* _WHAT THE TASK ASKS_:
Copy the records below exactly as they appear.

* _MATERIAL FOR THIS TASK_:
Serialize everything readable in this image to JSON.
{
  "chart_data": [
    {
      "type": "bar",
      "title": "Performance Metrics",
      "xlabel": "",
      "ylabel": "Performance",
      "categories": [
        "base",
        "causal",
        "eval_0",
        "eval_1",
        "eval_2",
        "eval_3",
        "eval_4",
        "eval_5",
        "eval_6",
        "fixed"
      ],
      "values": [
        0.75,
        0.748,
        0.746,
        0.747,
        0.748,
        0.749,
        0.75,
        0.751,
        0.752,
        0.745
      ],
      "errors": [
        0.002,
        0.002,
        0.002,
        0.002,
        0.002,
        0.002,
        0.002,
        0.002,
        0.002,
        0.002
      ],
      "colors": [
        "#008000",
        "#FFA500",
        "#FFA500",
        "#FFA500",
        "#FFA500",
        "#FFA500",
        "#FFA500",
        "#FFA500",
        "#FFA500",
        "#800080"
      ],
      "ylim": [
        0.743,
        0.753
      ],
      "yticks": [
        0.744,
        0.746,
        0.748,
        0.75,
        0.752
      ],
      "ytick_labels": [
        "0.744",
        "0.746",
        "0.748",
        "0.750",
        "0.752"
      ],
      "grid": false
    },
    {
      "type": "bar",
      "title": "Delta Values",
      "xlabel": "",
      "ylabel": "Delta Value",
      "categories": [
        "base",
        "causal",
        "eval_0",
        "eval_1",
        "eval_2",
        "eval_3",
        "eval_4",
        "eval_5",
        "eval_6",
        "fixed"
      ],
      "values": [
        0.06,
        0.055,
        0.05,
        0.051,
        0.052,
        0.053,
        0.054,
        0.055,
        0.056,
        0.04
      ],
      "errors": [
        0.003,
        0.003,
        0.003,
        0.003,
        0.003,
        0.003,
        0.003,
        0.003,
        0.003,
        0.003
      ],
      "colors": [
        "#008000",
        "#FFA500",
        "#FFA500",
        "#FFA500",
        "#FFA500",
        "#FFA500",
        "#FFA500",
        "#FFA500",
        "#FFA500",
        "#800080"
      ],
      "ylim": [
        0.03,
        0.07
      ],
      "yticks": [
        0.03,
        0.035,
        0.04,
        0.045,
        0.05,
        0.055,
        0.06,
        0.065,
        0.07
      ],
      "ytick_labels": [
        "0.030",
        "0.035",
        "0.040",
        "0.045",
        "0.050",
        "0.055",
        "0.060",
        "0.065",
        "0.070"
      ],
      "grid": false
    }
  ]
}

* _FULL RESPONSE_:
Serialize everything readable in this image to JSON.
{
  "chart_data": [
    {
      "type": "bar",
      "title": "Performance Metrics",
      "xlabel": "",
      "ylabel": "Performance",
      "categories": [
        "base",
        "causal",
        "eval_0",
        "eval_1",
        "eval_2",
        "eval_3",
        "eval_4",
        "eval_5",
        "eval_6",
        "fixed"
      ],
      "values": [
        0.75,
        0.748,
        0.746,
        0.747,
        0.748,
        0.749,
        0.75,
        0.751,
        0.752,
        0.745
      ],
      "errors": [
        0.002,
        0.002,
        0.002,
        0.002,
        0.002,
        0.002,
        0.002,
        0.002,
        0.002,
        0.002
      ],
      "colors": [
        "#008000",
        "#FFA500",
        "#FFA500",
        "#FFA500",
        "#FFA500",
        "#FFA500",
        "#FFA500",
        "#FFA500",
        "#FFA500",
        "#800080"
      ],
      "ylim": [
        0.743,
        0.753
      ],
      "yticks": [
        0.744,
        0.746,
        0.748,
        0.75,
        0.752
      ],
      "ytick_labels": [
        "0.744",
        "0.746",
        "0.748",
        "0.750",
        "0.752"
      ],
      "grid": false
    },
    {
      "type": "bar",
      "title": "Delta Values",
      "xlabel": "",
      "ylabel": "Delta Value",
      "categories": [
        "base",
        "causal",
        "eval_0",
        "eval_1",
        "eval_2",
        "eval_3",
        "eval_4",
        "eval_5",
        "eval_6",
        "fixed"
      ],
      "values": [
        0.06,
        0.055,
        0.05,
        0.051,
        0.052,
        0.053,
        0.054,
        0.055,
        0.056,
        0.04
      ],
      "errors": [
        0.003,
        0.003,
        0.003,
        0.003,
        0.003,
        0.003,
        0.003,
        0.003,
        0.003,
        0.003
      ],
      "colors": [
        "#008000",
        "#FFA500",
        "#FFA500",
        "#FFA500",
        "#FFA500",
        "#FFA500",
        "#FFA500",
        "#FFA500",
        "#FFA500",
        "#800080"
      ],
      "ylim": [
        0.03,
        0.07
      ],
      "yticks": [
        0.03,
        0.035,
        0.04,
        0.045,
        0.05,
        0.055,
        0.06,
        0.065,
        0.07
      ],
      "ytick_labels": [
        "0.030",
        "0.035",
        "0.040",
        "0.045",
        "0.050",
        "0.055",
        "0.060",
        "0.065",
        "0.070"
      ],
      "grid": false
    }
  ]
}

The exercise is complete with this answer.